# START OF The data
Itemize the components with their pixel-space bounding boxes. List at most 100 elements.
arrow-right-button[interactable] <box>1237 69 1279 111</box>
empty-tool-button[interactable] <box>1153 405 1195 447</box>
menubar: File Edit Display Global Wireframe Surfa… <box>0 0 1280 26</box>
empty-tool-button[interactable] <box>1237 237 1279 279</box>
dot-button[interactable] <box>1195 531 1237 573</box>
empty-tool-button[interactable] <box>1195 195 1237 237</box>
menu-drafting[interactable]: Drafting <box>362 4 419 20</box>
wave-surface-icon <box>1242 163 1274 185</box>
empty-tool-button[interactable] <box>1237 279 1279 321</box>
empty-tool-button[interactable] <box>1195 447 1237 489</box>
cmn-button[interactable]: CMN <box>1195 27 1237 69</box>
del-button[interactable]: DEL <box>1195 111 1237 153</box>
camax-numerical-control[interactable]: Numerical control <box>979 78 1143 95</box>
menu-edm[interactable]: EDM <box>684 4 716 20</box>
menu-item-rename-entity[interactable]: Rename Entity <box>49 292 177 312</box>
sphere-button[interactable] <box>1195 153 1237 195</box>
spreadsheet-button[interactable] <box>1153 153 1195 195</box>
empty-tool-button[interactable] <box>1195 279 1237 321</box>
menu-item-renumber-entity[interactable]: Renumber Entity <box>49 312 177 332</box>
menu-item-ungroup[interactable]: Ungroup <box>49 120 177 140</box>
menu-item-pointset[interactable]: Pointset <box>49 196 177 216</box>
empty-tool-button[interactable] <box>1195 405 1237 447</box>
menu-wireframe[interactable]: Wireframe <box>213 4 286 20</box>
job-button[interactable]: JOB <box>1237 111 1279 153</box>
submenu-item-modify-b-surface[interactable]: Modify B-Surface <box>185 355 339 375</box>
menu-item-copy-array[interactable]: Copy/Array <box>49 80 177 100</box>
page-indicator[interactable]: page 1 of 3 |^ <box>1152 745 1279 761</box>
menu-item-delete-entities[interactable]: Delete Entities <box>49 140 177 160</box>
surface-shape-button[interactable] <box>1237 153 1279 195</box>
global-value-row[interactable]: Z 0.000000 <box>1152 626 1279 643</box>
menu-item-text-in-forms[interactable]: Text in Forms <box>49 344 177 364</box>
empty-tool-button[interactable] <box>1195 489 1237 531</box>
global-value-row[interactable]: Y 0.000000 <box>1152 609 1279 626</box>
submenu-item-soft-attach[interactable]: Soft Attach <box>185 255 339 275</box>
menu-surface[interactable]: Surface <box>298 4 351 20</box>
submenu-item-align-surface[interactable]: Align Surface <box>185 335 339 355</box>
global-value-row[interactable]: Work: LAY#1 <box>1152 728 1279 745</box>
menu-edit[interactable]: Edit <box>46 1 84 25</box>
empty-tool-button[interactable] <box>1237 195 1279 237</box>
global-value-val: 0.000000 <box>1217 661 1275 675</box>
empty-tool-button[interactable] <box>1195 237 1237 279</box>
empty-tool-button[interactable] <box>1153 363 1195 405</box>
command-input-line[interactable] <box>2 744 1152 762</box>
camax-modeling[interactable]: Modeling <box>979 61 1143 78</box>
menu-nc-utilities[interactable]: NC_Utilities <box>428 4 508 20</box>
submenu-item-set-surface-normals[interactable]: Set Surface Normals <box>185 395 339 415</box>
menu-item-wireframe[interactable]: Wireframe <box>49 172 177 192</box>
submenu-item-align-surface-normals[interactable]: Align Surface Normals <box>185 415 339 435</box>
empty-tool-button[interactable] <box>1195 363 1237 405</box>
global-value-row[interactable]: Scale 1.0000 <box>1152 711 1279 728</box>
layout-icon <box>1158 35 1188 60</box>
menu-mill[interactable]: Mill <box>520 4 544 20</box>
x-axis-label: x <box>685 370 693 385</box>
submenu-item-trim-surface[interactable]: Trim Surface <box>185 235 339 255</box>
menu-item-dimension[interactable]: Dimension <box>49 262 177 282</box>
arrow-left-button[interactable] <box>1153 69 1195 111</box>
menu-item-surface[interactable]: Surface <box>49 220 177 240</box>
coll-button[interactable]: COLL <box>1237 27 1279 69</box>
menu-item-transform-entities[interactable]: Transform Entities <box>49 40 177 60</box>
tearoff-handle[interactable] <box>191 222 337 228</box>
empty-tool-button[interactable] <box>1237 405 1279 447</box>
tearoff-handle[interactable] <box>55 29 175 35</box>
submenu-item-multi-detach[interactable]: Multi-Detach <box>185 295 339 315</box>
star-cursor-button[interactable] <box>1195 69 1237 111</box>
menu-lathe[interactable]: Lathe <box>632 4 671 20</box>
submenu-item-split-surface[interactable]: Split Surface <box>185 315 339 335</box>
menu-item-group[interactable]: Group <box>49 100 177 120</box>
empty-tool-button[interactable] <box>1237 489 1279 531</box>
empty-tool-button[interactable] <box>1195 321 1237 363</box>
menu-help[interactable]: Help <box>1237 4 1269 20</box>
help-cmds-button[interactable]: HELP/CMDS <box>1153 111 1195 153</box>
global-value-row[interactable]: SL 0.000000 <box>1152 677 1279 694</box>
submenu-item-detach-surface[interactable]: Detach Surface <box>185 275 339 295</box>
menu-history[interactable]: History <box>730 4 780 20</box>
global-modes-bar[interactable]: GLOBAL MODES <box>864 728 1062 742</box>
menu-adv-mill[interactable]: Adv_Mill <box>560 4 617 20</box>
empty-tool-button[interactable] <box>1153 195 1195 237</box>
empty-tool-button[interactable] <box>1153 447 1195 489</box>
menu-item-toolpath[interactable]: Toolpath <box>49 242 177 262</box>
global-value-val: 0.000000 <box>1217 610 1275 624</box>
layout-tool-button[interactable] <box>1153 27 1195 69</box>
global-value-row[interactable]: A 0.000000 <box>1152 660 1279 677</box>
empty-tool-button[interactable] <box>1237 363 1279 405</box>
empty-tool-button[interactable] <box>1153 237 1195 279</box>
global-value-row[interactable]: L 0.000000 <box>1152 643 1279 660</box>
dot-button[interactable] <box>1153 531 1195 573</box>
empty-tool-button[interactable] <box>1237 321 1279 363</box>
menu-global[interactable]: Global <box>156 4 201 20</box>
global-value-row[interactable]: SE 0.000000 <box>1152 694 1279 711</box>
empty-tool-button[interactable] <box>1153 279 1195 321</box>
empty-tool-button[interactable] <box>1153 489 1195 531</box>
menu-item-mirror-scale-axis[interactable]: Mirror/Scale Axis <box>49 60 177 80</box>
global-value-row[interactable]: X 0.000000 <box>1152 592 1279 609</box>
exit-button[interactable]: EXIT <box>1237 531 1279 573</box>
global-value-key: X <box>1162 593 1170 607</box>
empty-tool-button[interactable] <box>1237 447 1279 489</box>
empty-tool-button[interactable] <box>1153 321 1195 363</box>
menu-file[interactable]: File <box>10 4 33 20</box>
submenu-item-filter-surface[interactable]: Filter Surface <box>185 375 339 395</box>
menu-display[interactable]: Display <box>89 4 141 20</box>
# END OF The data
__Problem to solve__: Rewrite the lines above, substituting "blank-tool-button" for every occurrence of "empty-tool-button" and leaving everything else as it stands.

__Output of the exercise__:
Itemize the components with their pixel-space bounding boxes. List at most 100 elements.
arrow-right-button[interactable] <box>1237 69 1279 111</box>
blank-tool-button[interactable] <box>1153 405 1195 447</box>
menubar: File Edit Display Global Wireframe Surfa… <box>0 0 1280 26</box>
blank-tool-button[interactable] <box>1237 237 1279 279</box>
dot-button[interactable] <box>1195 531 1237 573</box>
blank-tool-button[interactable] <box>1195 195 1237 237</box>
menu-drafting[interactable]: Drafting <box>362 4 419 20</box>
wave-surface-icon <box>1242 163 1274 185</box>
blank-tool-button[interactable] <box>1237 279 1279 321</box>
blank-tool-button[interactable] <box>1195 447 1237 489</box>
cmn-button[interactable]: CMN <box>1195 27 1237 69</box>
del-button[interactable]: DEL <box>1195 111 1237 153</box>
camax-numerical-control[interactable]: Numerical control <box>979 78 1143 95</box>
menu-edm[interactable]: EDM <box>684 4 716 20</box>
menu-item-rename-entity[interactable]: Rename Entity <box>49 292 177 312</box>
sphere-button[interactable] <box>1195 153 1237 195</box>
spreadsheet-button[interactable] <box>1153 153 1195 195</box>
blank-tool-button[interactable] <box>1195 279 1237 321</box>
menu-item-renumber-entity[interactable]: Renumber Entity <box>49 312 177 332</box>
menu-item-ungroup[interactable]: Ungroup <box>49 120 177 140</box>
menu-item-pointset[interactable]: Pointset <box>49 196 177 216</box>
blank-tool-button[interactable] <box>1195 405 1237 447</box>
menu-wireframe[interactable]: Wireframe <box>213 4 286 20</box>
job-button[interactable]: JOB <box>1237 111 1279 153</box>
submenu-item-modify-b-surface[interactable]: Modify B-Surface <box>185 355 339 375</box>
menu-item-copy-array[interactable]: Copy/Array <box>49 80 177 100</box>
page-indicator[interactable]: page 1 of 3 |^ <box>1152 745 1279 761</box>
menu-item-delete-entities[interactable]: Delete Entities <box>49 140 177 160</box>
surface-shape-button[interactable] <box>1237 153 1279 195</box>
global-value-row[interactable]: Z 0.000000 <box>1152 626 1279 643</box>
menu-item-text-in-forms[interactable]: Text in Forms <box>49 344 177 364</box>
blank-tool-button[interactable] <box>1195 489 1237 531</box>
global-value-row[interactable]: Y 0.000000 <box>1152 609 1279 626</box>
submenu-item-soft-attach[interactable]: Soft Attach <box>185 255 339 275</box>
menu-surface[interactable]: Surface <box>298 4 351 20</box>
submenu-item-align-surface[interactable]: Align Surface <box>185 335 339 355</box>
global-value-row[interactable]: Work: LAY#1 <box>1152 728 1279 745</box>
menu-edit[interactable]: Edit <box>46 1 84 25</box>
blank-tool-button[interactable] <box>1237 195 1279 237</box>
global-value-val: 0.000000 <box>1217 661 1275 675</box>
blank-tool-button[interactable] <box>1195 237 1237 279</box>
blank-tool-button[interactable] <box>1153 363 1195 405</box>
command-input-line[interactable] <box>2 744 1152 762</box>
camax-modeling[interactable]: Modeling <box>979 61 1143 78</box>
menu-nc-utilities[interactable]: NC_Utilities <box>428 4 508 20</box>
submenu-item-set-surface-normals[interactable]: Set Surface Normals <box>185 395 339 415</box>
menu-item-wireframe[interactable]: Wireframe <box>49 172 177 192</box>
submenu-item-align-surface-normals[interactable]: Align Surface Normals <box>185 415 339 435</box>
blank-tool-button[interactable] <box>1195 363 1237 405</box>
global-value-row[interactable]: Scale 1.0000 <box>1152 711 1279 728</box>
layout-icon <box>1158 35 1188 60</box>
menu-mill[interactable]: Mill <box>520 4 544 20</box>
x-axis-label: x <box>685 370 693 385</box>
submenu-item-trim-surface[interactable]: Trim Surface <box>185 235 339 255</box>
menu-item-dimension[interactable]: Dimension <box>49 262 177 282</box>
arrow-left-button[interactable] <box>1153 69 1195 111</box>
menu-item-surface[interactable]: Surface <box>49 220 177 240</box>
coll-button[interactable]: COLL <box>1237 27 1279 69</box>
menu-item-transform-entities[interactable]: Transform Entities <box>49 40 177 60</box>
tearoff-handle[interactable] <box>191 222 337 228</box>
blank-tool-button[interactable] <box>1237 405 1279 447</box>
tearoff-handle[interactable] <box>55 29 175 35</box>
submenu-item-multi-detach[interactable]: Multi-Detach <box>185 295 339 315</box>
star-cursor-button[interactable] <box>1195 69 1237 111</box>
menu-lathe[interactable]: Lathe <box>632 4 671 20</box>
submenu-item-split-surface[interactable]: Split Surface <box>185 315 339 335</box>
menu-item-group[interactable]: Group <box>49 100 177 120</box>
blank-tool-button[interactable] <box>1237 489 1279 531</box>
blank-tool-button[interactable] <box>1195 321 1237 363</box>
menu-help[interactable]: Help <box>1237 4 1269 20</box>
help-cmds-button[interactable]: HELP/CMDS <box>1153 111 1195 153</box>
global-value-row[interactable]: SL 0.000000 <box>1152 677 1279 694</box>
submenu-item-detach-surface[interactable]: Detach Surface <box>185 275 339 295</box>
menu-history[interactable]: History <box>730 4 780 20</box>
global-modes-bar[interactable]: GLOBAL MODES <box>864 728 1062 742</box>
menu-adv-mill[interactable]: Adv_Mill <box>560 4 617 20</box>
blank-tool-button[interactable] <box>1153 195 1195 237</box>
blank-tool-button[interactable] <box>1153 447 1195 489</box>
menu-item-toolpath[interactable]: Toolpath <box>49 242 177 262</box>
global-value-val: 0.000000 <box>1217 610 1275 624</box>
layout-tool-button[interactable] <box>1153 27 1195 69</box>
global-value-row[interactable]: A 0.000000 <box>1152 660 1279 677</box>
blank-tool-button[interactable] <box>1237 363 1279 405</box>
blank-tool-button[interactable] <box>1153 237 1195 279</box>
global-value-row[interactable]: L 0.000000 <box>1152 643 1279 660</box>
dot-button[interactable] <box>1153 531 1195 573</box>
blank-tool-button[interactable] <box>1237 321 1279 363</box>
menu-global[interactable]: Global <box>156 4 201 20</box>
global-value-row[interactable]: SE 0.000000 <box>1152 694 1279 711</box>
blank-tool-button[interactable] <box>1153 279 1195 321</box>
blank-tool-button[interactable] <box>1153 489 1195 531</box>
menu-item-mirror-scale-axis[interactable]: Mirror/Scale Axis <box>49 60 177 80</box>
global-value-row[interactable]: X 0.000000 <box>1152 592 1279 609</box>
exit-button[interactable]: EXIT <box>1237 531 1279 573</box>
global-value-key: X <box>1162 593 1170 607</box>
blank-tool-button[interactable] <box>1237 447 1279 489</box>
blank-tool-button[interactable] <box>1153 321 1195 363</box>
menu-file[interactable]: File <box>10 4 33 20</box>
submenu-item-filter-surface[interactable]: Filter Surface <box>185 375 339 395</box>
menu-display[interactable]: Display <box>89 4 141 20</box>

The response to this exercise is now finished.